Records about charts and figures

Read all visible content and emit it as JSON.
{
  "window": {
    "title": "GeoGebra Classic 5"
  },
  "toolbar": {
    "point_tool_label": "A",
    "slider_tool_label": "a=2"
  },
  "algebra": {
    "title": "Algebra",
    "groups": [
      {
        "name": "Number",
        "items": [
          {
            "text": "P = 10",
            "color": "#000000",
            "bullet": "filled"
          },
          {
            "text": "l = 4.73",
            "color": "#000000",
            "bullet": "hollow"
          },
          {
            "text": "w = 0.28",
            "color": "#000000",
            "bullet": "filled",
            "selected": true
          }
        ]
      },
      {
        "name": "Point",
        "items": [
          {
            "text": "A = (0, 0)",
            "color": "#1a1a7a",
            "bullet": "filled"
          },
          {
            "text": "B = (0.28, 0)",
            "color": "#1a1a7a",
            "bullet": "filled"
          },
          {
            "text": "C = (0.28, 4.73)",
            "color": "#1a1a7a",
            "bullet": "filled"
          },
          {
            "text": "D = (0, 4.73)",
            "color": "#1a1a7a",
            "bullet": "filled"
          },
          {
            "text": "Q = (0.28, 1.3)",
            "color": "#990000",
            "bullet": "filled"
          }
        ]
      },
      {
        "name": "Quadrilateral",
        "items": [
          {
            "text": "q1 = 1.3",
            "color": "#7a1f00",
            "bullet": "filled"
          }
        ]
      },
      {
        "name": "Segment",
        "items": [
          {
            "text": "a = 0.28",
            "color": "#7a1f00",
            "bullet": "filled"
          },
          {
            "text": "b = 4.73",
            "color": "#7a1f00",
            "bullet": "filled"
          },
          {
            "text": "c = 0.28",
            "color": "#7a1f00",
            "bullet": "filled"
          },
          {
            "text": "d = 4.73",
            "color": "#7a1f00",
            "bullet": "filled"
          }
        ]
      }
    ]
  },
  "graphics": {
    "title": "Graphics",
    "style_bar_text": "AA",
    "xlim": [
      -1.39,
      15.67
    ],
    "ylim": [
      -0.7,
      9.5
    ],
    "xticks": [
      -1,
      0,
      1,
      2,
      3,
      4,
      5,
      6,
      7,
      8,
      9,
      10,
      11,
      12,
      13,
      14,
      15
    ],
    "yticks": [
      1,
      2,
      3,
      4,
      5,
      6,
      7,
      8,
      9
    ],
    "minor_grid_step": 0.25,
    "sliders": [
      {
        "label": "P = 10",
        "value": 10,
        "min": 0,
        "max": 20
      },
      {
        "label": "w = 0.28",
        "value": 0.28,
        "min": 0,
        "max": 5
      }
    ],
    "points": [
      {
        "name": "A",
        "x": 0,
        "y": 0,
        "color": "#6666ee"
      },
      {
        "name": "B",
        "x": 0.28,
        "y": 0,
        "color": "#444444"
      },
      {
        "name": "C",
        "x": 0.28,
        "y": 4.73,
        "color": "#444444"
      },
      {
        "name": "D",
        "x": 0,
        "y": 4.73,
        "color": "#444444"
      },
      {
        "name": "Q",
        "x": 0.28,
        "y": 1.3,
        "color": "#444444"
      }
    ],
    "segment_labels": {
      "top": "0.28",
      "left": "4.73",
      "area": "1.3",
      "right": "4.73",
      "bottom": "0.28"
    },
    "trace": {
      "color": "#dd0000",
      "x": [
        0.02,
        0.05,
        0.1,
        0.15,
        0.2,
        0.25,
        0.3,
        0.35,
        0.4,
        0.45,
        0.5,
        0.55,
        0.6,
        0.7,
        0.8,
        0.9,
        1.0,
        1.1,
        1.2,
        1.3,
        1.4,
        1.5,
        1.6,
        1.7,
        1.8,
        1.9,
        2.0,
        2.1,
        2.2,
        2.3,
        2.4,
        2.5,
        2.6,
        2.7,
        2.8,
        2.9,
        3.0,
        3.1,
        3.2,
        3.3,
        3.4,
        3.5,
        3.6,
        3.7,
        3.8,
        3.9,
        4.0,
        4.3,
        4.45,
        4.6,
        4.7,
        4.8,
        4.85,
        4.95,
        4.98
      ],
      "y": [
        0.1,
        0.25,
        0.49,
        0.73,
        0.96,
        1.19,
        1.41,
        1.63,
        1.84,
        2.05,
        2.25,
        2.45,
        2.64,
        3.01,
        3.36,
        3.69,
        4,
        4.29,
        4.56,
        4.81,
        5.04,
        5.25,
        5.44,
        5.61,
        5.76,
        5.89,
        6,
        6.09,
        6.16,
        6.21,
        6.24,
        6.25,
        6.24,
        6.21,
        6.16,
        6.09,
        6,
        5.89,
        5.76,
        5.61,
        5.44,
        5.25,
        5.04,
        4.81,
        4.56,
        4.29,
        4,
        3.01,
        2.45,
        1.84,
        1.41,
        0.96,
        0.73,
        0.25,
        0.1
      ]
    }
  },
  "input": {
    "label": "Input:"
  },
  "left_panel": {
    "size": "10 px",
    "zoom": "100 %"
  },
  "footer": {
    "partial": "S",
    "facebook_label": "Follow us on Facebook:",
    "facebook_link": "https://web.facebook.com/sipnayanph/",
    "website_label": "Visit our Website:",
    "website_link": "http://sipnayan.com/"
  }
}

» Problem to work on
Pick each line holding the word "name" out of the listing.

» Result
        "name": "Number",
        "name": "Point",
        "name": "Quadrilateral",
        "name": "Segment",
        "name": "A",
        "name": "B",
        "name": "C",
        "name": "D",
        "name": "Q",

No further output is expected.